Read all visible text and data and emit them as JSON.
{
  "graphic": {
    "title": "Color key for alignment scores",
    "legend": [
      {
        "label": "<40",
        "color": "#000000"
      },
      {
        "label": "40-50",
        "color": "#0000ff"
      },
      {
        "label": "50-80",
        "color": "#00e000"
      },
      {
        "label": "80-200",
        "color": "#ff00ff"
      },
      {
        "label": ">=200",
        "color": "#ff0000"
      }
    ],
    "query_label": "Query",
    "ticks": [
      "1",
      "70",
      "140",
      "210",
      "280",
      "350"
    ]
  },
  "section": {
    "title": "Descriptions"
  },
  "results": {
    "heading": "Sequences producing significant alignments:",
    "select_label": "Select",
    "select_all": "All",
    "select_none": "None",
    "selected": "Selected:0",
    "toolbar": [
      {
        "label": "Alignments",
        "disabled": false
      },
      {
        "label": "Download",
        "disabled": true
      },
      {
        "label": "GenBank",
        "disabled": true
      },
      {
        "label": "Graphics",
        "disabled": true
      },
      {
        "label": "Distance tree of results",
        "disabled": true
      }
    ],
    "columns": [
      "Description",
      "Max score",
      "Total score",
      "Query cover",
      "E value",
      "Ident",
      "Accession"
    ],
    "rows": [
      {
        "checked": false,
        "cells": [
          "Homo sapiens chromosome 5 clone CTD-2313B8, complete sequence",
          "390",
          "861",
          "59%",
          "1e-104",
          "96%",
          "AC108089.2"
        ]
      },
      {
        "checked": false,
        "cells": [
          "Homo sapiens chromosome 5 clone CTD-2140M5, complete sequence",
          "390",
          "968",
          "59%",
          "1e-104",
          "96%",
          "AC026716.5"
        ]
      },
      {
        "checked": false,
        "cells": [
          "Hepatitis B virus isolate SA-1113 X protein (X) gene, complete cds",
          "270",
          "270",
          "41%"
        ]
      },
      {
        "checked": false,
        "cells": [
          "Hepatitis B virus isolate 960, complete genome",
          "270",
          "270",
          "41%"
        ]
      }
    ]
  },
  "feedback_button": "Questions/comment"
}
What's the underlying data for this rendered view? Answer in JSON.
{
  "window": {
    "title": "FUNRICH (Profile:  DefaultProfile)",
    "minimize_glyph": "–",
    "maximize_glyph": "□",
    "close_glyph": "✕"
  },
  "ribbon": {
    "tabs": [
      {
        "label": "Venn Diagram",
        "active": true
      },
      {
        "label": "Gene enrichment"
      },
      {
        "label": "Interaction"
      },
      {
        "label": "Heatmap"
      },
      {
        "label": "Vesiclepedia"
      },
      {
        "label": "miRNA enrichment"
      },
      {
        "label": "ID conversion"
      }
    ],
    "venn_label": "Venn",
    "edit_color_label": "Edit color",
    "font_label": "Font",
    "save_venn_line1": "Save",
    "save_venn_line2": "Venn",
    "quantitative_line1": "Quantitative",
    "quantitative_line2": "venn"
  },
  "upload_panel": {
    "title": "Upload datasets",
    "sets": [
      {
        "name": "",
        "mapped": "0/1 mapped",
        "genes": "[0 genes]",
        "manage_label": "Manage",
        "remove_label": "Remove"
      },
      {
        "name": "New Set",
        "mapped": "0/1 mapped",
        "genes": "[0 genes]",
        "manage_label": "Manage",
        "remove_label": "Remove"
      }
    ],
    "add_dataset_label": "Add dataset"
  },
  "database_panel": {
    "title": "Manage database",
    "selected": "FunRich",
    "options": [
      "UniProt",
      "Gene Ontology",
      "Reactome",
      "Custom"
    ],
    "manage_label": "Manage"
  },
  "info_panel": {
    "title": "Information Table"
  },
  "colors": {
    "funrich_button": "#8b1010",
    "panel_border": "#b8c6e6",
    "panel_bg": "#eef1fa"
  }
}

+++++

== Task prompt ==
The whole of the material should be restated word for word.

== Solution below ==
Read all visible text and data and emit them as JSON.
{
  "graphic": {
    "title": "Color key for alignment scores",
    "legend": [
      {
        "label": "<40",
        "color": "#000000"
      },
      {
        "label": "40-50",
        "color": "#0000ff"
      },
      {
        "label": "50-80",
        "color": "#00e000"
      },
      {
        "label": "80-200",
        "color": "#ff00ff"
      },
      {
        "label": ">=200",
        "color": "#ff0000"
      }
    ],
    "query_label": "Query",
    "ticks": [
      "1",
      "70",
      "140",
      "210",
      "280",
      "350"
    ]
  },
  "section": {
    "title": "Descriptions"
  },
  "results": {
    "heading": "Sequences producing significant alignments:",
    "select_label": "Select",
    "select_all": "All",
    "select_none": "None",
    "selected": "Selected:0",
    "toolbar": [
      {
        "label": "Alignments",
        "disabled": false
      },
      {
        "label": "Download",
        "disabled": true
      },
      {
        "label": "GenBank",
        "disabled": true
      },
      {
        "label": "Graphics",
        "disabled": true
      },
      {
        "label": "Distance tree of results",
        "disabled": true
      }
    ],
    "columns": [
      "Description",
      "Max score",
      "Total score",
      "Query cover",
      "E value",
      "Ident",
      "Accession"
    ],
    "rows": [
      {
        "checked": false,
        "cells": [
          "Homo sapiens chromosome 5 clone CTD-2313B8, complete sequence",
          "390",
          "861",
          "59%",
          "1e-104",
          "96%",
          "AC108089.2"
        ]
      },
      {
        "checked": false,
        "cells": [
          "Homo sapiens chromosome 5 clone CTD-2140M5, complete sequence",
          "390",
          "968",
          "59%",
          "1e-104",
          "96%",
          "AC026716.5"
        ]
      },
      {
        "checked": false,
        "cells": [
          "Hepatitis B virus isolate SA-1113 X protein (X) gene, complete cds",
          "270",
          "270",
          "41%"
        ]
      },
      {
        "checked": false,
        "cells": [
          "Hepatitis B virus isolate 960, complete genome",
          "270",
          "270",
          "41%"
        ]
      }
    ]
  },
  "feedback_button": "Questions/comment"
}
What's the underlying data for this rendered view? Answer in JSON.
{
  "window": {
    "title": "FUNRICH (Profile:  DefaultProfile)",
    "minimize_glyph": "–",
    "maximize_glyph": "□",
    "close_glyph": "✕"
  },
  "ribbon": {
    "tabs": [
      {
        "label": "Venn Diagram",
        "active": true
      },
      {
        "label": "Gene enrichment"
      },
      {
        "label": "Interaction"
      },
      {
        "label": "Heatmap"
      },
      {
        "label": "Vesiclepedia"
      },
      {
        "label": "miRNA enrichment"
      },
      {
        "label": "ID conversion"
      }
    ],
    "venn_label": "Venn",
    "edit_color_label": "Edit color",
    "font_label": "Font",
    "save_venn_line1": "Save",
    "save_venn_line2": "Venn",
    "quantitative_line1": "Quantitative",
    "quantitative_line2": "venn"
  },
  "upload_panel": {
    "title": "Upload datasets",
    "sets": [
      {
        "name": "",
        "mapped": "0/1 mapped",
        "genes": "[0 genes]",
        "manage_label": "Manage",
        "remove_label": "Remove"
      },
      {
        "name": "New Set",
        "mapped": "0/1 mapped",
        "genes": "[0 genes]",
        "manage_label": "Manage",
        "remove_label": "Remove"
      }
    ],
    "add_dataset_label": "Add dataset"
  },
  "database_panel": {
    "title": "Manage database",
    "selected": "FunRich",
    "options": [
      "UniProt",
      "Gene Ontology",
      "Reactome",
      "Custom"
    ],
    "manage_label": "Manage"
  },
  "info_panel": {
    "title": "Information Table"
  },
  "colors": {
    "funrich_button": "#8b1010",
    "panel_border": "#b8c6e6",
    "panel_bg": "#eef1fa"
  }
}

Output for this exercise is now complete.